* [Requirement]
The entries that follow should be written out exactly.

Figure dataset records:
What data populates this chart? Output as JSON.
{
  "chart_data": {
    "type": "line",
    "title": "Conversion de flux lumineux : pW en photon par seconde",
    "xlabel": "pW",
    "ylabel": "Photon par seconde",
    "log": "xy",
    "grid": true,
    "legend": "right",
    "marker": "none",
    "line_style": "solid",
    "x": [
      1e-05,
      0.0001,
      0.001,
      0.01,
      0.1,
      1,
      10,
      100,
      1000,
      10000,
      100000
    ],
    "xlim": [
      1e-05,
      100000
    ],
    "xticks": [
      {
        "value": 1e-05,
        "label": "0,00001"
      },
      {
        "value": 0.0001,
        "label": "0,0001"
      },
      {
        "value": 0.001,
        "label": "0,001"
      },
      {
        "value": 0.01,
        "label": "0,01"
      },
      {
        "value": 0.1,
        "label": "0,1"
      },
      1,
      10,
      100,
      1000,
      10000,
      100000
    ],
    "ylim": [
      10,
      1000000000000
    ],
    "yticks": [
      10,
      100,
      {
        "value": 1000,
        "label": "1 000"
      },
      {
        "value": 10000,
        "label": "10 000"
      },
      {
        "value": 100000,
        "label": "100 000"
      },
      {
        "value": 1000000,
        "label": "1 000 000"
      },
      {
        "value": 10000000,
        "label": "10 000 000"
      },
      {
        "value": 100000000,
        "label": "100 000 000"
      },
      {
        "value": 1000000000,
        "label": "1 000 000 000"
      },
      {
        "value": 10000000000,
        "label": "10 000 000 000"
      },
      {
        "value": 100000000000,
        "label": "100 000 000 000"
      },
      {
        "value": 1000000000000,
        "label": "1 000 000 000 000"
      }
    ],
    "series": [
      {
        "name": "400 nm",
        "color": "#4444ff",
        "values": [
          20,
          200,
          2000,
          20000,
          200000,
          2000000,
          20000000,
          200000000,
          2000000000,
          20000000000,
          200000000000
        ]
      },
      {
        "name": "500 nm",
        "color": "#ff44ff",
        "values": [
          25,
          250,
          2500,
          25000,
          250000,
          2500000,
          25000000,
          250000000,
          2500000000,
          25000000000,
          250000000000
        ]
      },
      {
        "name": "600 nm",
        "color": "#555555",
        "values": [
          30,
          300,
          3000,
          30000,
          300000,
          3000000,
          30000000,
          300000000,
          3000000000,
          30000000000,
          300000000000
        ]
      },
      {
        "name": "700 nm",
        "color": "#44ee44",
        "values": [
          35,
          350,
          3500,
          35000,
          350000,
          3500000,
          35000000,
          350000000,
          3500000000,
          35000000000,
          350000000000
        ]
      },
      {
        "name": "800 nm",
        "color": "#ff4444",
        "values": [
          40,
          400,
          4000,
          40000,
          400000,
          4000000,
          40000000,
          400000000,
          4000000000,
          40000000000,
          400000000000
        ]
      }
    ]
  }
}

* [Solution to this exercise]
What data populates this chart? Output as JSON.
{
  "chart_data": {
    "type": "line",
    "title": "Conversion de flux lumineux : pW en photon par seconde",
    "xlabel": "pW",
    "ylabel": "Photon par seconde",
    "log": "xy",
    "grid": true,
    "legend": "right",
    "marker": "none",
    "line_style": "solid",
    "x": [
      1e-05,
      0.0001,
      0.001,
      0.01,
      0.1,
      1,
      10,
      100,
      1000,
      10000,
      100000
    ],
    "xlim": [
      1e-05,
      100000
    ],
    "xticks": [
      {
        "value": 1e-05,
        "label": "0,00001"
      },
      {
        "value": 0.0001,
        "label": "0,0001"
      },
      {
        "value": 0.001,
        "label": "0,001"
      },
      {
        "value": 0.01,
        "label": "0,01"
      },
      {
        "value": 0.1,
        "label": "0,1"
      },
      1,
      10,
      100,
      1000,
      10000,
      100000
    ],
    "ylim": [
      10,
      1000000000000
    ],
    "yticks": [
      10,
      100,
      {
        "value": 1000,
        "label": "1 000"
      },
      {
        "value": 10000,
        "label": "10 000"
      },
      {
        "value": 100000,
        "label": "100 000"
      },
      {
        "value": 1000000,
        "label": "1 000 000"
      },
      {
        "value": 10000000,
        "label": "10 000 000"
      },
      {
        "value": 100000000,
        "label": "100 000 000"
      },
      {
        "value": 1000000000,
        "label": "1 000 000 000"
      },
      {
        "value": 10000000000,
        "label": "10 000 000 000"
      },
      {
        "value": 100000000000,
        "label": "100 000 000 000"
      },
      {
        "value": 1000000000000,
        "label": "1 000 000 000 000"
      }
    ],
    "series": [
      {
        "name": "400 nm",
        "color": "#4444ff",
        "values": [
          20,
          200,
          2000,
          20000,
          200000,
          2000000,
          20000000,
          200000000,
          2000000000,
          20000000000,
          200000000000
        ]
      },
      {
        "name": "500 nm",
        "color": "#ff44ff",
        "values": [
          25,
          250,
          2500,
          25000,
          250000,
          2500000,
          25000000,
          250000000,
          2500000000,
          25000000000,
          250000000000
        ]
      },
      {
        "name": "600 nm",
        "color": "#555555",
        "values": [
          30,
          300,
          3000,
          30000,
          300000,
          3000000,
          30000000,
          300000000,
          3000000000,
          30000000000,
          300000000000
        ]
      },
      {
        "name": "700 nm",
        "color": "#44ee44",
        "values": [
          35,
          350,
          3500,
          35000,
          350000,
          3500000,
          35000000,
          350000000,
          3500000000,
          35000000000,
          350000000000
        ]
      },
      {
        "name": "800 nm",
        "color": "#ff4444",
        "values": [
          40,
          400,
          4000,
          40000,
          400000,
          4000000,
          40000000,
          400000000,
          4000000000,
          40000000000,
          400000000000
        ]
      }
    ]
  }
}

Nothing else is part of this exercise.